Start of Dataset
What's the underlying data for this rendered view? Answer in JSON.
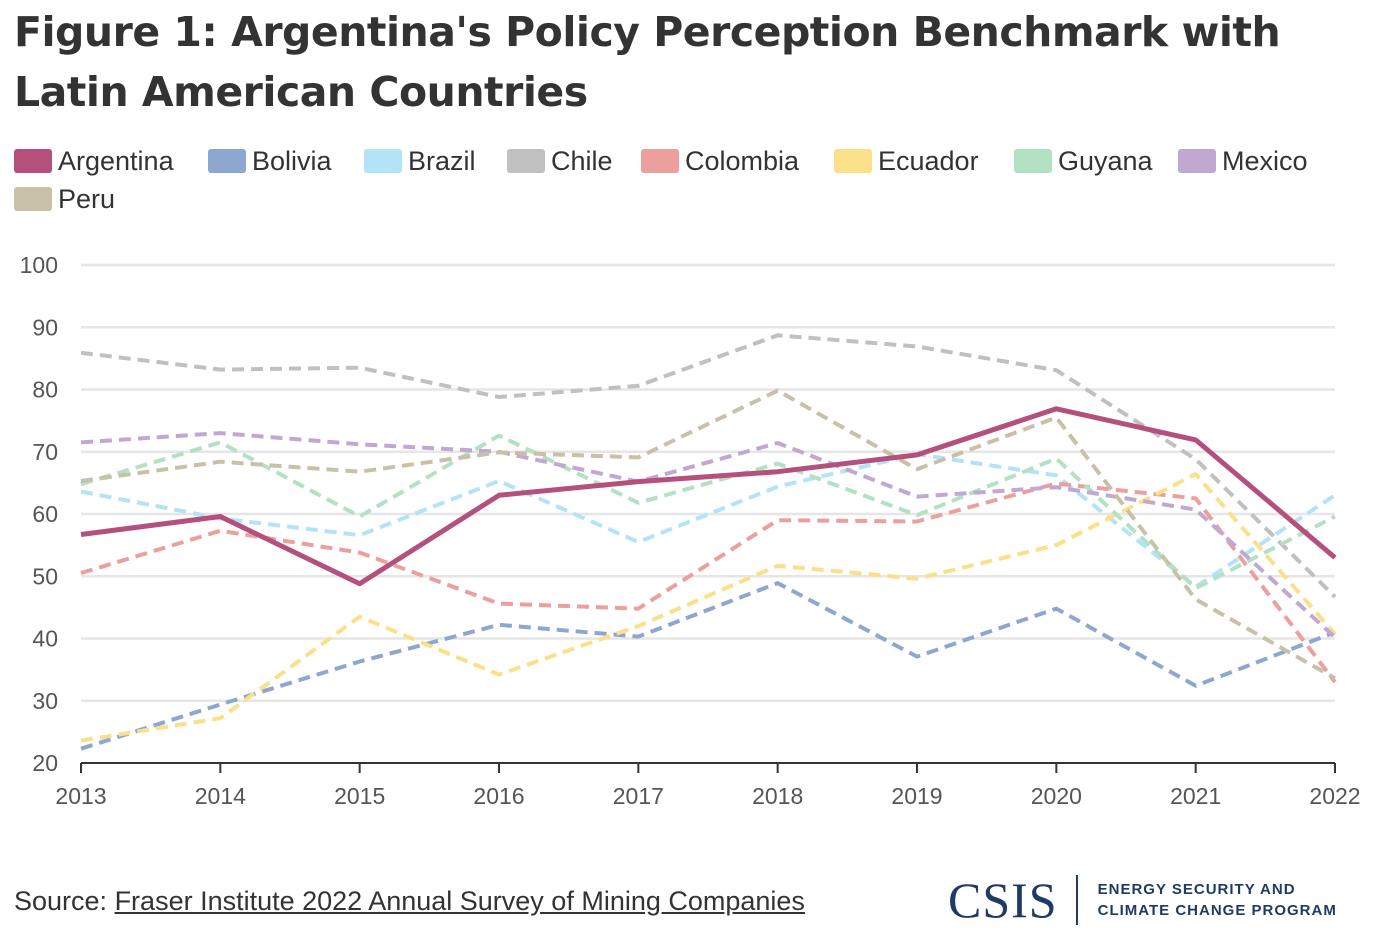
{
  "title": "Figure 1: Argentina's Policy Perception Benchmark with Latin American Countries",
  "source": {
    "label": "Source: ",
    "link_text": "Fraser Institute 2022 Annual Survey of Mining Companies"
  },
  "logo": {
    "mark": "CSIS",
    "line1": "ENERGY SECURITY AND",
    "line2": "CLIMATE CHANGE PROGRAM"
  },
  "chart_data": {
    "type": "line",
    "title": "Figure 1: Argentina's Policy Perception Benchmark with Latin American Countries",
    "xlabel": "",
    "ylabel": "",
    "x": [
      2013,
      2014,
      2015,
      2016,
      2017,
      2018,
      2019,
      2020,
      2021,
      2022
    ],
    "ylim": [
      20,
      100
    ],
    "yticks": [
      20,
      30,
      40,
      50,
      60,
      70,
      80,
      90,
      100
    ],
    "grid": true,
    "legend_position": "top",
    "series": [
      {
        "name": "Argentina",
        "color": "#b5507c",
        "style": "solid",
        "values": [
          56.7,
          59.6,
          48.8,
          63.0,
          65.2,
          66.8,
          69.5,
          76.9,
          71.9,
          53.0
        ]
      },
      {
        "name": "Bolivia",
        "color": "#8ea7d1",
        "style": "dashed",
        "values": [
          22.3,
          29.4,
          36.3,
          42.2,
          40.3,
          48.9,
          37.1,
          44.8,
          32.4,
          41.0
        ]
      },
      {
        "name": "Brazil",
        "color": "#b3e3f7",
        "style": "dashed",
        "values": [
          63.6,
          59.3,
          56.6,
          65.3,
          55.5,
          64.4,
          69.6,
          66.2,
          48.3,
          63.0
        ]
      },
      {
        "name": "Chile",
        "color": "#c0c0c0",
        "style": "dashed",
        "values": [
          85.9,
          83.2,
          83.5,
          78.8,
          80.6,
          88.7,
          86.9,
          83.1,
          68.8,
          46.7
        ]
      },
      {
        "name": "Colombia",
        "color": "#eca09e",
        "style": "dashed",
        "values": [
          50.5,
          57.3,
          53.8,
          45.6,
          44.8,
          59.0,
          58.8,
          64.9,
          62.5,
          33.0
        ]
      },
      {
        "name": "Ecuador",
        "color": "#fbe08a",
        "style": "dashed",
        "values": [
          23.6,
          27.2,
          43.5,
          34.2,
          42.0,
          51.7,
          49.6,
          55.0,
          66.4,
          40.7
        ]
      },
      {
        "name": "Guyana",
        "color": "#b2e1c3",
        "style": "dashed",
        "values": [
          64.8,
          71.5,
          59.6,
          72.6,
          61.8,
          68.1,
          59.8,
          68.9,
          48.1,
          59.6
        ]
      },
      {
        "name": "Mexico",
        "color": "#c1a8d2",
        "style": "dashed",
        "values": [
          71.5,
          73.0,
          71.2,
          70.0,
          65.2,
          71.4,
          62.8,
          64.3,
          60.7,
          40.2
        ]
      },
      {
        "name": "Peru",
        "color": "#c9c0a8",
        "style": "dashed",
        "values": [
          65.3,
          68.4,
          66.8,
          69.9,
          69.1,
          79.8,
          67.2,
          75.5,
          46.3,
          33.6
        ]
      }
    ]
  }
}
End of Dataset
Directive: Copy all lines from the material that include "American".

Result for this exercise:
  "title": "Figure 1: Argentina's Policy Perception Benchmark with Latin American Countries",
    "title": "Figure 1: Argentina's Policy Perception Benchmark with Latin American Countries",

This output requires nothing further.